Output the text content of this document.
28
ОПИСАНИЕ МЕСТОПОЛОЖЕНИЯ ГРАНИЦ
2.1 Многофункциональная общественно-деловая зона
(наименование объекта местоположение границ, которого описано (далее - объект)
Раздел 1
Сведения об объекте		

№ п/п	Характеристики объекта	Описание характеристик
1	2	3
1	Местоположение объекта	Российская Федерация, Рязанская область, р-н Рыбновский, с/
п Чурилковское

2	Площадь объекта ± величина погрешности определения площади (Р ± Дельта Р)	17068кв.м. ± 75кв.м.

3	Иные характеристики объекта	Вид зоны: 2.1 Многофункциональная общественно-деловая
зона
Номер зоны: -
...
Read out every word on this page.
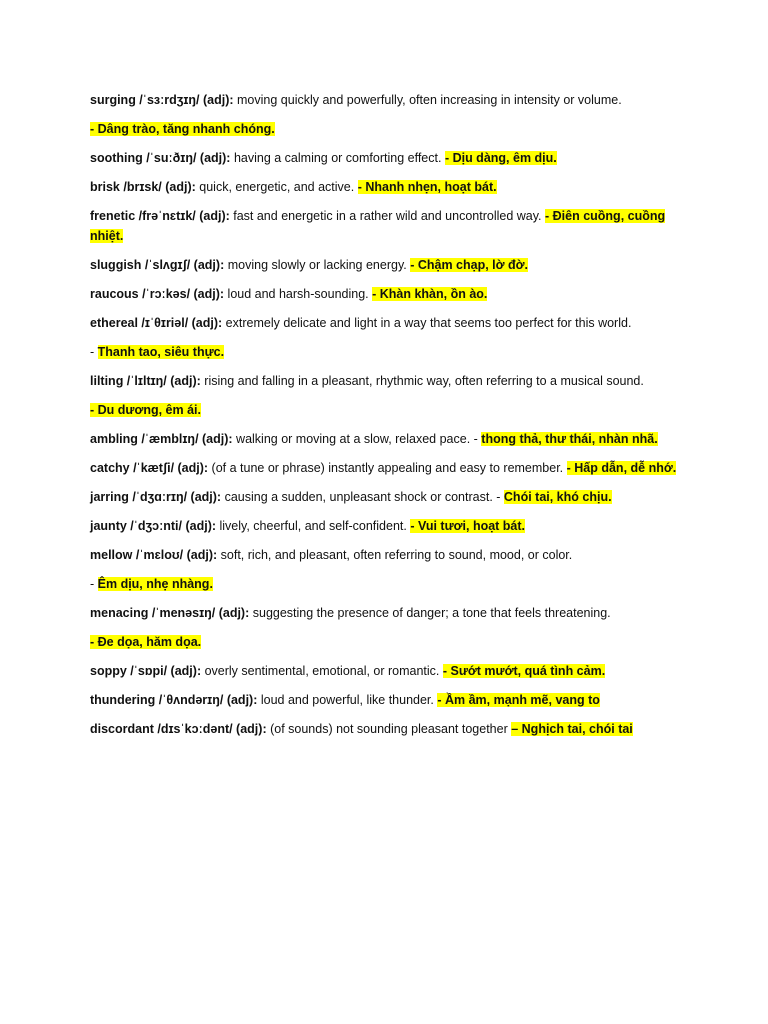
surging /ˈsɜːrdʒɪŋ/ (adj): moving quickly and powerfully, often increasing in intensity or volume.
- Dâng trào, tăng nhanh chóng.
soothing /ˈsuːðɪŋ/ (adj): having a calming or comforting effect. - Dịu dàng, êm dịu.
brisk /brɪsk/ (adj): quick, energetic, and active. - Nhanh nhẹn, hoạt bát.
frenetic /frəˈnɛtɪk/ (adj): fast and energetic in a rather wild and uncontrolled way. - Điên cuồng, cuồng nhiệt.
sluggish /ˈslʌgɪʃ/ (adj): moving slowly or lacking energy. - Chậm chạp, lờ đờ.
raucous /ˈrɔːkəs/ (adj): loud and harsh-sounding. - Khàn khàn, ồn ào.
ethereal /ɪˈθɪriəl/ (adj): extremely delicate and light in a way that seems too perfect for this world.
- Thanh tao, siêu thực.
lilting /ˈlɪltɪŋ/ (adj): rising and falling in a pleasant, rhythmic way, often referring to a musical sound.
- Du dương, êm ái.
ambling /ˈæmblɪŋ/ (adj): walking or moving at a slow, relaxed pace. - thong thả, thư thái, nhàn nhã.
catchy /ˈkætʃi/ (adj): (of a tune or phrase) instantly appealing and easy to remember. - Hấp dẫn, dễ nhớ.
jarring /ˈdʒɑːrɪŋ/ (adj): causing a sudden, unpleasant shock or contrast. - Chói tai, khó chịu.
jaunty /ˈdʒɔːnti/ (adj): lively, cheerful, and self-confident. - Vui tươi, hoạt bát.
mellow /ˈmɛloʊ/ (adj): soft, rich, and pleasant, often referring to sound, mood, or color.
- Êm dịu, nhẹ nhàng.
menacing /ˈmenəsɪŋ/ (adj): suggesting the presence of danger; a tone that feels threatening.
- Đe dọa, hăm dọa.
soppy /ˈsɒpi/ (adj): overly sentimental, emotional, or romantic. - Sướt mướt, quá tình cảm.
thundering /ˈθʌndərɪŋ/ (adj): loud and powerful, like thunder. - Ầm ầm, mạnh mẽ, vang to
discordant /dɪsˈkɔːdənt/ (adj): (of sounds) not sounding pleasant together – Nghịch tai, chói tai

**Directions**
Your answer should be a single number: the count of lines containing the word "зона".

**Result of this exercise**
2